*GOAL:* Can you retype every record below exactly as written?

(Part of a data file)

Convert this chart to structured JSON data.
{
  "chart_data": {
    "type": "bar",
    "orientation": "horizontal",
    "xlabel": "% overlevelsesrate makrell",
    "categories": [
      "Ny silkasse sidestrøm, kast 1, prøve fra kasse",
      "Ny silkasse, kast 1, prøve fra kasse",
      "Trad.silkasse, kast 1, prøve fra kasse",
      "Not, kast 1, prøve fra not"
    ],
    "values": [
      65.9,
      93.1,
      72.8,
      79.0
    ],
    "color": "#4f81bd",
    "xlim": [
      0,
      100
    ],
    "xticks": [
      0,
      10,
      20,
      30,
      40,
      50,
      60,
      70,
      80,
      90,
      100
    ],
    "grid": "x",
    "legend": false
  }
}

*RIGHT ANSWER:*
Convert this chart to structured JSON data.
{
  "chart_data": {
    "type": "bar",
    "orientation": "horizontal",
    "xlabel": "% overlevelsesrate makrell",
    "categories": [
      "Ny silkasse sidestrøm, kast 1, prøve fra kasse",
      "Ny silkasse, kast 1, prøve fra kasse",
      "Trad.silkasse, kast 1, prøve fra kasse",
      "Not, kast 1, prøve fra not"
    ],
    "values": [
      65.9,
      93.1,
      72.8,
      79.0
    ],
    "color": "#4f81bd",
    "xlim": [
      0,
      100
    ],
    "xticks": [
      0,
      10,
      20,
      30,
      40,
      50,
      60,
      70,
      80,
      90,
      100
    ],
    "grid": "x",
    "legend": false
  }
}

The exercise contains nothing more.